Your instructions
Output each entry exactly; skip nothing.

______________________________

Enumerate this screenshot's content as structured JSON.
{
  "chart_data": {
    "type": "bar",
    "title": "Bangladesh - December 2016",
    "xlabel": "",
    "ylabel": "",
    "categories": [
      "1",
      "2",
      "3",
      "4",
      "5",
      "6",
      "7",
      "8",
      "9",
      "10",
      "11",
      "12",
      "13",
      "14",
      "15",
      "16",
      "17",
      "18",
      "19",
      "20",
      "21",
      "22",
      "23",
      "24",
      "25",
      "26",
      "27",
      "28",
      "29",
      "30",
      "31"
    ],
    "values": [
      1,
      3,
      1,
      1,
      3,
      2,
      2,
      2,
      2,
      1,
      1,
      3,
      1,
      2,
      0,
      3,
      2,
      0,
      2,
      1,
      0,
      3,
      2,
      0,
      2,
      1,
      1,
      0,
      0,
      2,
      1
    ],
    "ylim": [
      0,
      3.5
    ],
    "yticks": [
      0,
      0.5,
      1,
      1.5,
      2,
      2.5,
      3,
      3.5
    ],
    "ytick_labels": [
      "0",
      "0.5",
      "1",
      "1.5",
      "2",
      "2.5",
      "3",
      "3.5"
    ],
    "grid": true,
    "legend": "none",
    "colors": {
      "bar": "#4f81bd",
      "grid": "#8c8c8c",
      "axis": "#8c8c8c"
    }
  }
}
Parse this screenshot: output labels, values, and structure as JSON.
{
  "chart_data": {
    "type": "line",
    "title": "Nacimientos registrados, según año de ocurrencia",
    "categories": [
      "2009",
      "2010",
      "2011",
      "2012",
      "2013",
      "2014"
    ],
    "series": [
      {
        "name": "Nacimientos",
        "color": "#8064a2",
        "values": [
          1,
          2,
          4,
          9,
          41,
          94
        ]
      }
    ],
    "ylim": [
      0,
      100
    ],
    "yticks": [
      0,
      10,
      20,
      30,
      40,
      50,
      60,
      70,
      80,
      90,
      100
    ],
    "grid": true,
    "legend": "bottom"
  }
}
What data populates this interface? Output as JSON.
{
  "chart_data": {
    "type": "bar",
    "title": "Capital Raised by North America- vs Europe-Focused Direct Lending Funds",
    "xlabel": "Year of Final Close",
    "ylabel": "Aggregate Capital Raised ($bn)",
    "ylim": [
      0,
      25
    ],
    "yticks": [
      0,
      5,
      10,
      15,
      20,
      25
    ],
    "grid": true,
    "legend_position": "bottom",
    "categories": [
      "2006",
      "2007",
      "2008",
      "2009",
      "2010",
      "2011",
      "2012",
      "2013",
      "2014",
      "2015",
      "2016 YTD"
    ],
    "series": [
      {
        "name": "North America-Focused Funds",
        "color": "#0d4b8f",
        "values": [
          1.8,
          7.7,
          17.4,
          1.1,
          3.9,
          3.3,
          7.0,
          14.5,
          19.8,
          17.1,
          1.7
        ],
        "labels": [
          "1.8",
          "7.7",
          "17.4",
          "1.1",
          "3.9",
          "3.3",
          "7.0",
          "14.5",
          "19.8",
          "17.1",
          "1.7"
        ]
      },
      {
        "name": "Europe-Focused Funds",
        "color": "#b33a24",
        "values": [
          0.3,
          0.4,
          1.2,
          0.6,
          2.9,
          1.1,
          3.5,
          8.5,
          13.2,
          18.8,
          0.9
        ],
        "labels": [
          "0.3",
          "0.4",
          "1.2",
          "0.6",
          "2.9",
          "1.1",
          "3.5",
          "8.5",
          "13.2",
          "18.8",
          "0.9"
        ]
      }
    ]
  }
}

______________________________

Answer to this task
Enumerate this screenshot's content as structured JSON.
{
  "chart_data": {
    "type": "bar",
    "title": "Bangladesh - December 2016",
    "xlabel": "",
    "ylabel": "",
    "categories": [
      "1",
      "2",
      "3",
      "4",
      "5",
      "6",
      "7",
      "8",
      "9",
      "10",
      "11",
      "12",
      "13",
      "14",
      "15",
      "16",
      "17",
      "18",
      "19",
      "20",
      "21",
      "22",
      "23",
      "24",
      "25",
      "26",
      "27",
      "28",
      "29",
      "30",
      "31"
    ],
    "values": [
      1,
      3,
      1,
      1,
      3,
      2,
      2,
      2,
      2,
      1,
      1,
      3,
      1,
      2,
      0,
      3,
      2,
      0,
      2,
      1,
      0,
      3,
      2,
      0,
      2,
      1,
      1,
      0,
      0,
      2,
      1
    ],
    "ylim": [
      0,
      3.5
    ],
    "yticks": [
      0,
      0.5,
      1,
      1.5,
      2,
      2.5,
      3,
      3.5
    ],
    "ytick_labels": [
      "0",
      "0.5",
      "1",
      "1.5",
      "2",
      "2.5",
      "3",
      "3.5"
    ],
    "grid": true,
    "legend": "none",
    "colors": {
      "bar": "#4f81bd",
      "grid": "#8c8c8c",
      "axis": "#8c8c8c"
    }
  }
}
Parse this screenshot: output labels, values, and structure as JSON.
{
  "chart_data": {
    "type": "line",
    "title": "Nacimientos registrados, según año de ocurrencia",
    "categories": [
      "2009",
      "2010",
      "2011",
      "2012",
      "2013",
      "2014"
    ],
    "series": [
      {
        "name": "Nacimientos",
        "color": "#8064a2",
        "values": [
          1,
          2,
          4,
          9,
          41,
          94
        ]
      }
    ],
    "ylim": [
      0,
      100
    ],
    "yticks": [
      0,
      10,
      20,
      30,
      40,
      50,
      60,
      70,
      80,
      90,
      100
    ],
    "grid": true,
    "legend": "bottom"
  }
}
What data populates this interface? Output as JSON.
{
  "chart_data": {
    "type": "bar",
    "title": "Capital Raised by North America- vs Europe-Focused Direct Lending Funds",
    "xlabel": "Year of Final Close",
    "ylabel": "Aggregate Capital Raised ($bn)",
    "ylim": [
      0,
      25
    ],
    "yticks": [
      0,
      5,
      10,
      15,
      20,
      25
    ],
    "grid": true,
    "legend_position": "bottom",
    "categories": [
      "2006",
      "2007",
      "2008",
      "2009",
      "2010",
      "2011",
      "2012",
      "2013",
      "2014",
      "2015",
      "2016 YTD"
    ],
    "series": [
      {
        "name": "North America-Focused Funds",
        "color": "#0d4b8f",
        "values": [
          1.8,
          7.7,
          17.4,
          1.1,
          3.9,
          3.3,
          7.0,
          14.5,
          19.8,
          17.1,
          1.7
        ],
        "labels": [
          "1.8",
          "7.7",
          "17.4",
          "1.1",
          "3.9",
          "3.3",
          "7.0",
          "14.5",
          "19.8",
          "17.1",
          "1.7"
        ]
      },
      {
        "name": "Europe-Focused Funds",
        "color": "#b33a24",
        "values": [
          0.3,
          0.4,
          1.2,
          0.6,
          2.9,
          1.1,
          3.5,
          8.5,
          13.2,
          18.8,
          0.9
        ],
        "labels": [
          "0.3",
          "0.4",
          "1.2",
          "0.6",
          "2.9",
          "1.1",
          "3.5",
          "8.5",
          "13.2",
          "18.8",
          "0.9"
        ]
      }
    ]
  }
}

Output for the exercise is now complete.